■ **Problem requirements**: Exactly reproduce the lines from the one containing "Read this page and output its text content." through the last line of the data, both ends included, leaving out pictures.

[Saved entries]
········
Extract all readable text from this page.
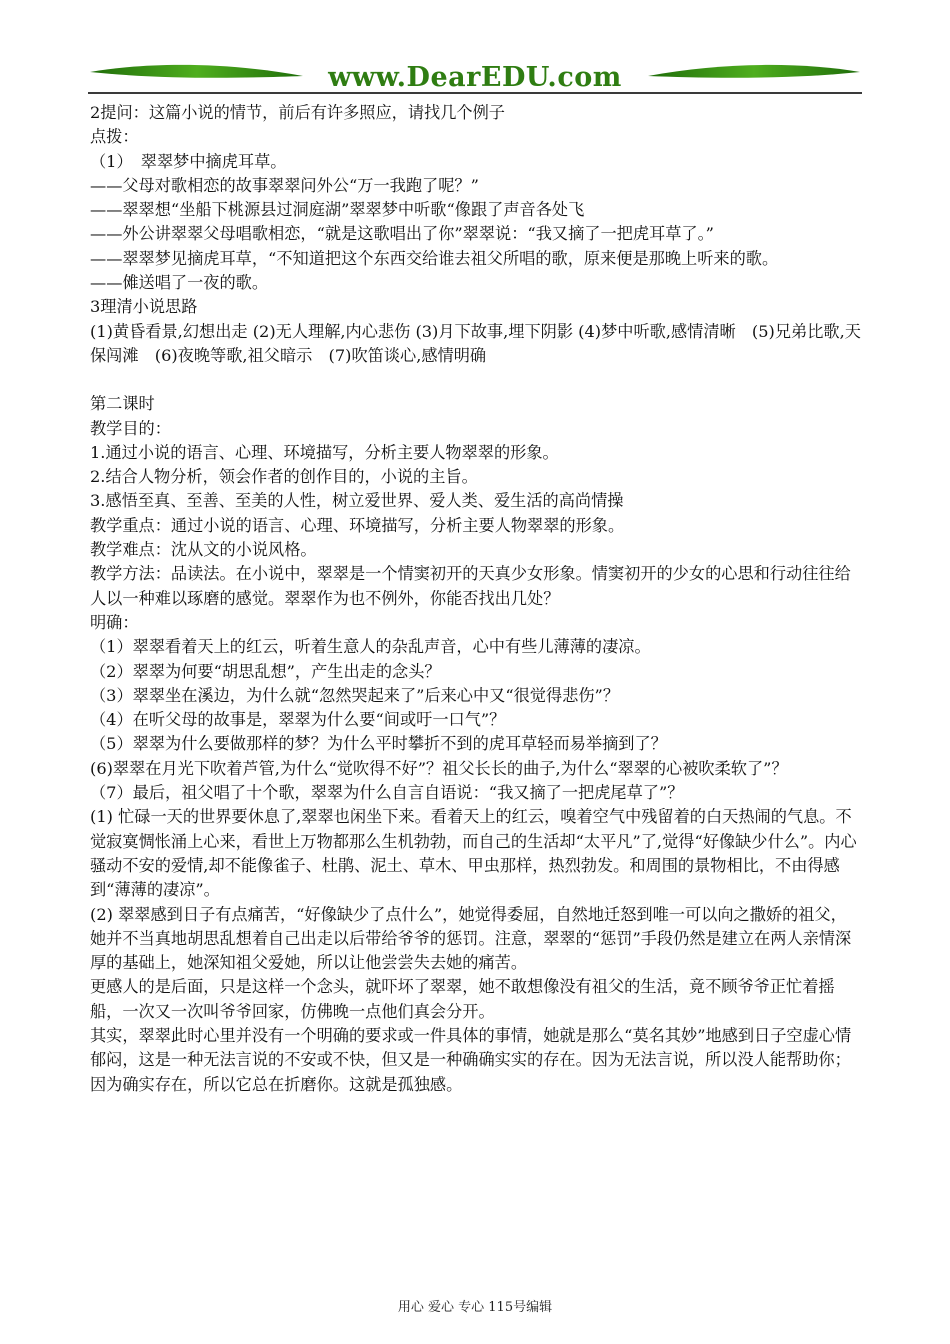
www.DearEDU.com

2提问：这篇小说的情节，前后有许多照应，请找几个例子

点拨：

（1）　翠翠梦中摘虎耳草。

——父母对歌相恋的故事翠翠问外公“万一我跑了呢？”

——翠翠想“坐船下桃源县过洞庭湖”翠翠梦中听歌“像跟了声音各处飞

——外公讲翠翠父母唱歌相恋，“就是这歌唱出了你”翠翠说：“我又摘了一把虎耳草了。”

——翠翠梦见摘虎耳草，“不知道把这个东西交给谁去祖父所唱的歌，原来便是那晚上听来的歌。

——傩送唱了一夜的歌。

3理清小说思路

(1)黄昏看景,幻想出走 (2)无人理解,内心悲伤 (3)月下故事,埋下阴影 (4)梦中听歌,感情清晰　(5)兄弟比歌,天保闯滩　(6)夜晚等歌,祖父暗示　(7)吹笛谈心,感情明确

第二课时

教学目的：

1.通过小说的语言、心理、环境描写，分析主要人物翠翠的形象。

2.结合人物分析，领会作者的创作目的，小说的主旨。

3.感悟至真、至善、至美的人性，树立爱世界、爱人类、爱生活的高尚情操

教学重点：通过小说的语言、心理、环境描写，分析主要人物翠翠的形象。

教学难点：沈从文的小说风格。

教学方法：品读法。在小说中，翠翠是一个情窦初开的天真少女形象。情窦初开的少女的心思和行动往往给人以一种难以琢磨的感觉。翠翠作为也不例外，你能否找出几处？

明确：

（1）翠翠看着天上的红云，听着生意人的杂乱声音，心中有些儿薄薄的凄凉。

（2）翠翠为何要“胡思乱想”，产生出走的念头？

（3）翠翠坐在溪边，为什么就“忽然哭起来了”后来心中又“很觉得悲伤”？

（4）在听父母的故事是，翠翠为什么要“间或吁一口气”？

（5）翠翠为什么要做那样的梦？为什么平时攀折不到的虎耳草轻而易举摘到了？

(6)翠翠在月光下吹着芦管,为什么“觉吹得不好”？祖父长长的曲子,为什么“翠翠的心被吹柔软了”？

（7）最后，祖父唱了十个歌，翠翠为什么自言自语说：“我又摘了一把虎尾草了”？

(1) 忙碌一天的世界要休息了,翠翠也闲坐下来。看着天上的红云，嗅着空气中残留着的白天热闹的气息。不觉寂寞惆怅涌上心来，看世上万物都那么生机勃勃，而自己的生活却“太平凡”了,觉得“好像缺少什么”。内心骚动不安的爱情,却不能像雀子、杜鹃、泥土、草木、甲虫那样，热烈勃发。和周围的景物相比，不由得感到“薄薄的凄凉”。

(2) 翠翠感到日子有点痛苦，“好像缺少了点什么”，她觉得委屈，自然地迁怒到唯一可以向之撒娇的祖父，她并不当真地胡思乱想着自己出走以后带给爷爷的惩罚。注意，翠翠的“惩罚”手段仍然是建立在两人亲情深厚的基础上，她深知祖父爱她，所以让他尝尝失去她的痛苦。

更感人的是后面，只是这样一个念头，就吓坏了翠翠，她不敢想像没有祖父的生活，竟不顾爷爷正忙着摇船，一次又一次叫爷爷回家，仿佛晚一点他们真会分开。

其实，翠翠此时心里并没有一个明确的要求或一件具体的事情，她就是那么“莫名其妙”地感到日子空虚心情郁闷，这是一种无法言说的不安或不快，但又是一种确确实实的存在。因为无法言说，所以没人能帮助你；因为确实存在，所以它总在折磨你。这就是孤独感。

用心 爱心 专心 115号编辑
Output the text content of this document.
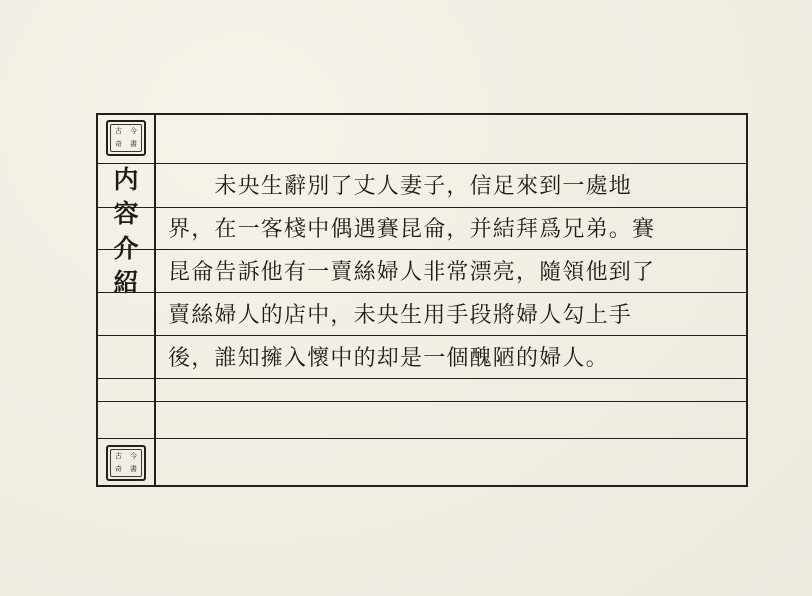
古	今
奇	書
内
容
介
紹
古	今
奇	書
　　未央生辭別了丈人妻子，信足來到一處地
界，在一客棧中偶遇賽昆侖，并結拜爲兄弟。賽
昆侖告訴他有一賣絲婦人非常漂亮，隨領他到了
賣絲婦人的店中，未央生用手段將婦人勾上手
後，誰知擁入懷中的却是一個醜陋的婦人。
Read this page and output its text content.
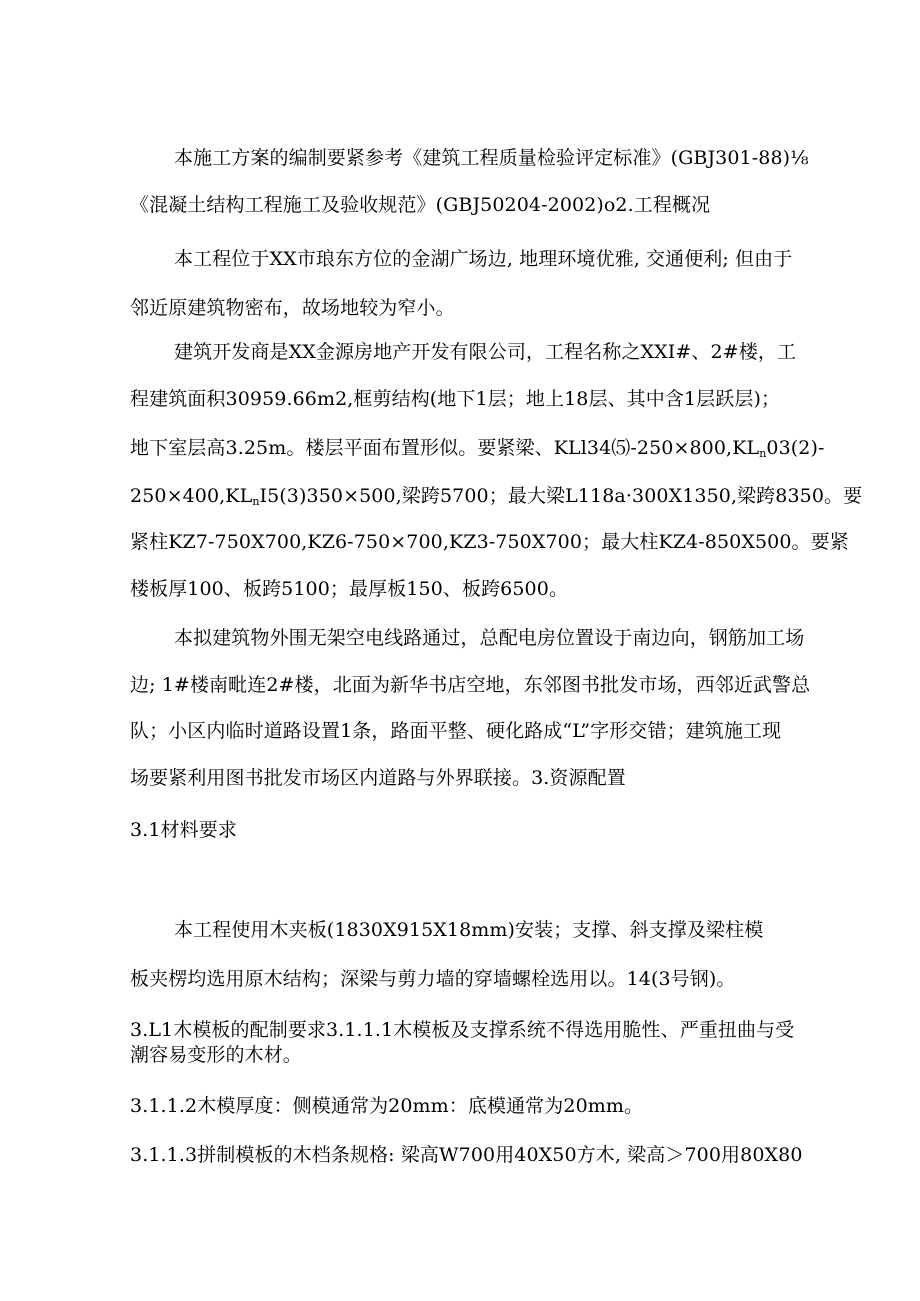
本施工方案的编制要紧参考《建筑工程质量检验评定标准》(GBJ301-88)⅛
《混凝土结构工程施工及验收规范》(GBJ50204-2002)o2.工程概况
本工程位于XX市琅东方位的金湖广场边, 地理环境优雅, 交通便利; 但由于
邻近原建筑物密布，故场地较为窄小。
建筑开发商是XX金源房地产开发有限公司，工程名称之XXI#、2#楼，工
程建筑面积30959.66m2,框剪结构(地下1层；地上18层、其中含1层跃层)；
地下室层高3.25m。楼层平面布置形似。要紧梁、$KLl34⑸-250\times 800,KL_n03(2)-$
$250\times 400,KL_nI5(3)350\times 500$,梁跨5700；最大梁L118a·300X1350,梁跨8350。要
紧柱KZ7-750X700,KZ6-750×700,KZ3-750X700；最大柱KZ4-850X500。要紧
楼板厚100、板跨5100；最厚板150、板跨6500。
本拟建筑物外围无架空电线路通过，总配电房位置设于南边向，钢筋加工场
边; 1#楼南毗连2#楼，北面为新华书店空地，东邻图书批发市场，西邻近武警总
队；小区内临时道路设置1条，路面平整、硬化路成“L”字形交错；建筑施工现
场要紧利用图书批发市场区内道路与外界联接。3.资源配置
3.1材料要求
本工程使用木夹板(1830X915X18mm)安装；支撑、斜支撑及梁柱模
板夹楞均选用原木结构；深梁与剪力墙的穿墙螺栓选用以。14(3号钢)。
3.L1木模板的配制要求3.1.1.1木模板及支撑系统不得选用脆性、严重扭曲与受
潮容易变形的木材。
3.1.1.2木模厚度：侧模通常为20mm：底模通常为20mm。
3.1.1.3拼制模板的木档条规格: 梁高W700用40X50方木, 梁高＞700用80X80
········
■ **Result**:
Read this page and output its text content.
本施工方案的编制要紧参考《建筑工程质量检验评定标准》(GBJ301-88)⅛
《混凝土结构工程施工及验收规范》(GBJ50204-2002)o2.工程概况
本工程位于XX市琅东方位的金湖广场边, 地理环境优雅, 交通便利; 但由于
邻近原建筑物密布，故场地较为窄小。
建筑开发商是XX金源房地产开发有限公司，工程名称之XXI#、2#楼，工
程建筑面积30959.66m2,框剪结构(地下1层；地上18层、其中含1层跃层)；
地下室层高3.25m。楼层平面布置形似。要紧梁、$KLl34⑸-250\times 800,KL_n03(2)-$
$250\times 400,KL_nI5(3)350\times 500$,梁跨5700；最大梁L118a·300X1350,梁跨8350。要
紧柱KZ7-750X700,KZ6-750×700,KZ3-750X700；最大柱KZ4-850X500。要紧
楼板厚100、板跨5100；最厚板150、板跨6500。
本拟建筑物外围无架空电线路通过，总配电房位置设于南边向，钢筋加工场
边; 1#楼南毗连2#楼，北面为新华书店空地，东邻图书批发市场，西邻近武警总
队；小区内临时道路设置1条，路面平整、硬化路成“L”字形交错；建筑施工现
场要紧利用图书批发市场区内道路与外界联接。3.资源配置
3.1材料要求
本工程使用木夹板(1830X915X18mm)安装；支撑、斜支撑及梁柱模
板夹楞均选用原木结构；深梁与剪力墙的穿墙螺栓选用以。14(3号钢)。
3.L1木模板的配制要求3.1.1.1木模板及支撑系统不得选用脆性、严重扭曲与受
潮容易变形的木材。
3.1.1.2木模厚度：侧模通常为20mm：底模通常为20mm。
3.1.1.3拼制模板的木档条规格: 梁高W700用40X50方木, 梁高＞700用80X80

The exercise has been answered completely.